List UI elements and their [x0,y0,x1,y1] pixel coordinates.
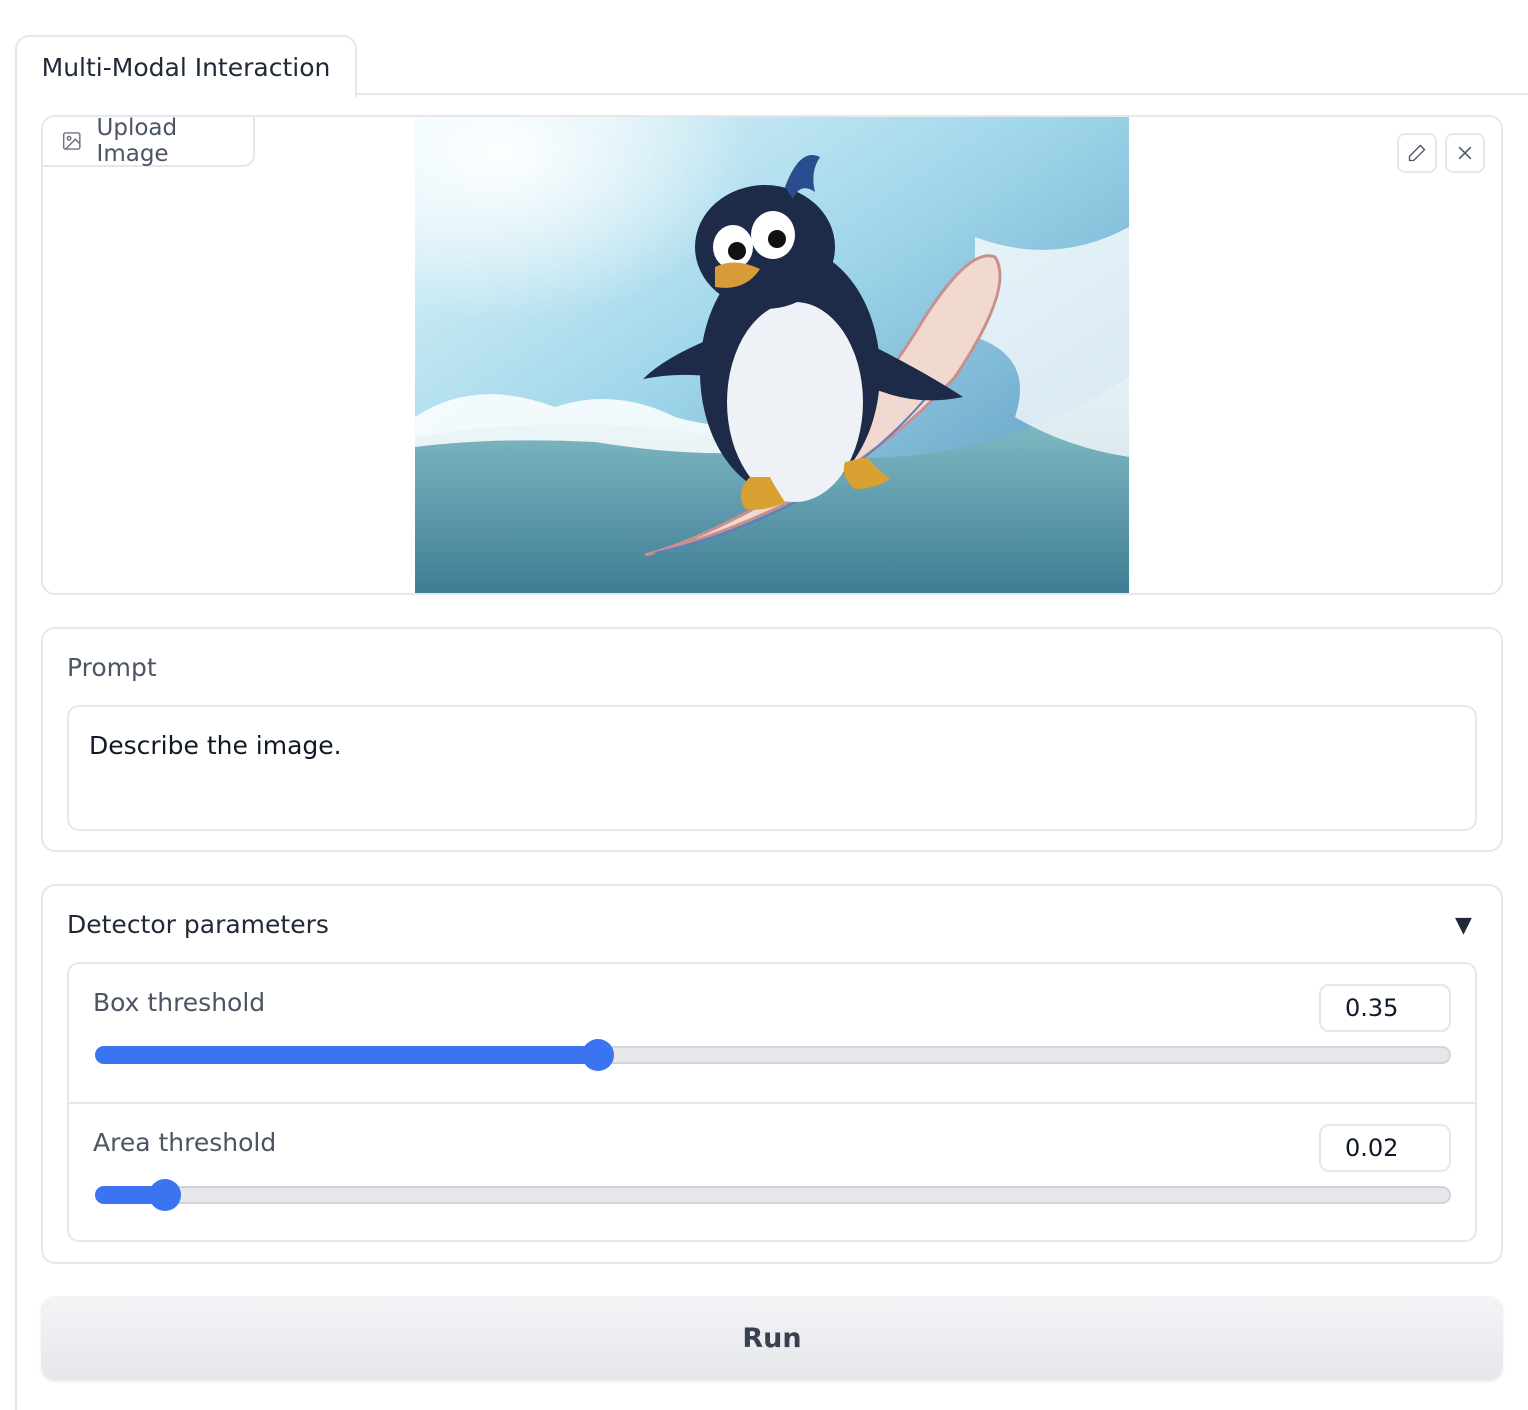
area-threshold-handle[interactable] [149,1179,182,1211]
prompt-input[interactable]: Describe the image. [67,705,1477,831]
detector-parameters-accordion: Detector parameters ▼ Box threshold 0.35… [41,884,1503,1264]
box-threshold-fill [95,1046,598,1064]
box-threshold-label: Box threshold [93,988,266,1017]
tab-label: Multi-Modal Interaction [41,52,331,82]
clear-image-button[interactable] [1445,133,1485,173]
image-input[interactable]: Upload Image [41,115,1503,595]
triangle-down-icon[interactable]: ▼ [1455,915,1475,937]
area-threshold-input[interactable]: 0.02 [1319,1124,1451,1172]
prompt-block: Prompt Describe the image. [41,627,1503,852]
pencil-icon [1408,144,1426,162]
box-threshold-slider[interactable] [95,1039,1451,1071]
penguin-surfing-image [415,117,1129,593]
tab-multi-modal-interaction[interactable]: Multi-Modal Interaction [15,35,357,97]
upload-image-text: Upload Image [96,115,178,167]
sliders-group: Box threshold 0.35 Area threshold 0.02 [67,962,1477,1242]
box-threshold-row: Box threshold 0.35 [69,964,1475,1102]
run-button[interactable]: Run [41,1296,1503,1380]
area-threshold-row: Area threshold 0.02 [69,1102,1475,1240]
close-icon [1458,146,1472,160]
tab-divider [355,93,1528,95]
upload-image-label: Upload Image [43,115,255,167]
panel-border [15,95,17,1410]
box-threshold-handle[interactable] [581,1039,614,1071]
edit-image-button[interactable] [1397,133,1437,173]
uploaded-image [415,117,1129,593]
image-icon [62,132,81,150]
box-threshold-input[interactable]: 0.35 [1319,984,1451,1032]
detector-parameters-title[interactable]: Detector parameters [67,910,329,939]
area-threshold-label: Area threshold [93,1128,277,1157]
prompt-label: Prompt [67,653,157,682]
area-threshold-slider[interactable] [95,1179,1451,1211]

TASK REQUIREMENTS ▸ Retype the rows above line for line, with no changes, and leave the pictures out of your copy.

EXERCISE SOLUTION ▸
List UI elements and their [x0,y0,x1,y1] pixel coordinates.
area-threshold-handle[interactable] [149,1179,182,1211]
prompt-input[interactable]: Describe the image. [67,705,1477,831]
detector-parameters-accordion: Detector parameters ▼ Box threshold 0.35… [41,884,1503,1264]
box-threshold-fill [95,1046,598,1064]
box-threshold-label: Box threshold [93,988,266,1017]
tab-label: Multi-Modal Interaction [41,52,331,82]
clear-image-button[interactable] [1445,133,1485,173]
image-input[interactable]: Upload Image [41,115,1503,595]
triangle-down-icon[interactable]: ▼ [1455,915,1475,937]
area-threshold-input[interactable]: 0.02 [1319,1124,1451,1172]
prompt-block: Prompt Describe the image. [41,627,1503,852]
pencil-icon [1408,144,1426,162]
box-threshold-slider[interactable] [95,1039,1451,1071]
penguin-surfing-image [415,117,1129,593]
tab-multi-modal-interaction[interactable]: Multi-Modal Interaction [15,35,357,97]
upload-image-text: Upload Image [96,115,178,167]
sliders-group: Box threshold 0.35 Area threshold 0.02 [67,962,1477,1242]
box-threshold-row: Box threshold 0.35 [69,964,1475,1102]
run-button[interactable]: Run [41,1296,1503,1380]
area-threshold-row: Area threshold 0.02 [69,1102,1475,1240]
close-icon [1458,146,1472,160]
tab-divider [355,93,1528,95]
upload-image-label: Upload Image [43,115,255,167]
panel-border [15,95,17,1410]
box-threshold-handle[interactable] [581,1039,614,1071]
edit-image-button[interactable] [1397,133,1437,173]
uploaded-image [415,117,1129,593]
image-icon [62,132,81,150]
box-threshold-input[interactable]: 0.35 [1319,984,1451,1032]
detector-parameters-title[interactable]: Detector parameters [67,910,329,939]
area-threshold-label: Area threshold [93,1128,277,1157]
prompt-label: Prompt [67,653,157,682]
area-threshold-slider[interactable] [95,1179,1451,1211]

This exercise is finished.